[Required work]: Below is a listing to transcribe in full and exactly; keep the pictures out.

— START Task data —

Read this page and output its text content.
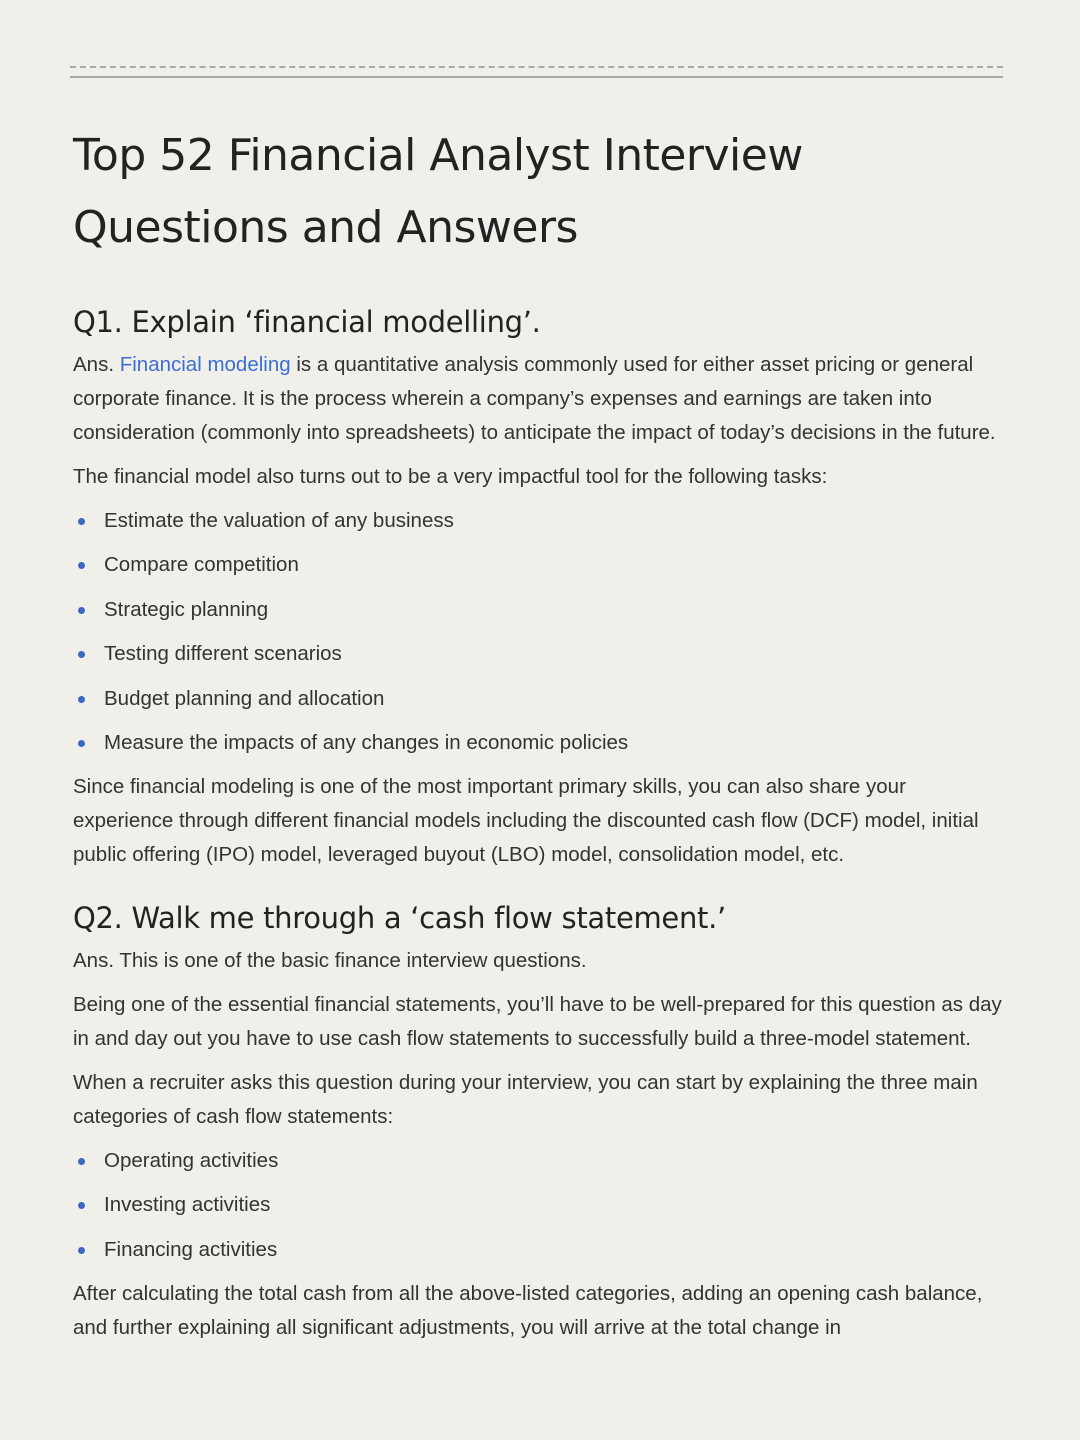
Top 52 Financial Analyst Interview
Questions and Answers
Q1. Explain ‘financial modelling’.

Ans. Financial modeling is a quantitative analysis commonly used for either asset pricing or general corporate finance. It is the process wherein a company’s expenses and earnings are taken into consideration (commonly into spreadsheets) to anticipate the impact of today’s decisions in the future.

The financial model also turns out to be a very impactful tool for the following tasks:

Estimate the valuation of any business
Compare competition
Strategic planning
Testing different scenarios
Budget planning and allocation
Measure the impacts of any changes in economic policies

Since financial modeling is one of the most important primary skills, you can also share your experience through different financial models including the discounted cash flow (DCF) model, initial public offering (IPO) model, leveraged buyout (LBO) model, consolidation model, etc.

Q2. Walk me through a ‘cash flow statement.’

Ans. This is one of the basic finance interview questions.

Being one of the essential financial statements, you’ll have to be well-prepared for this question as day in and day out you have to use cash flow statements to successfully build a three-model statement.

When a recruiter asks this question during your interview, you can start by explaining the three main categories of cash flow statements:

Operating activities
Investing activities
Financing activities

After calculating the total cash from all the above-listed categories, adding an opening cash balance, and further explaining all significant adjustments, you will arrive at the total change in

— END Task data —

[Result]:
Read this page and output its text content.
Top 52 Financial Analyst Interview
Questions and Answers
Q1. Explain ‘financial modelling’.

Ans. Financial modeling is a quantitative analysis commonly used for either asset pricing or general corporate finance. It is the process wherein a company’s expenses and earnings are taken into consideration (commonly into spreadsheets) to anticipate the impact of today’s decisions in the future.

The financial model also turns out to be a very impactful tool for the following tasks:

Estimate the valuation of any business
Compare competition
Strategic planning
Testing different scenarios
Budget planning and allocation
Measure the impacts of any changes in economic policies

Since financial modeling is one of the most important primary skills, you can also share your experience through different financial models including the discounted cash flow (DCF) model, initial public offering (IPO) model, leveraged buyout (LBO) model, consolidation model, etc.

Q2. Walk me through a ‘cash flow statement.’

Ans. This is one of the basic finance interview questions.

Being one of the essential financial statements, you’ll have to be well-prepared for this question as day in and day out you have to use cash flow statements to successfully build a three-model statement.

When a recruiter asks this question during your interview, you can start by explaining the three main categories of cash flow statements:

Operating activities
Investing activities
Financing activities

After calculating the total cash from all the above-listed categories, adding an opening cash balance, and further explaining all significant adjustments, you will arrive at the total change in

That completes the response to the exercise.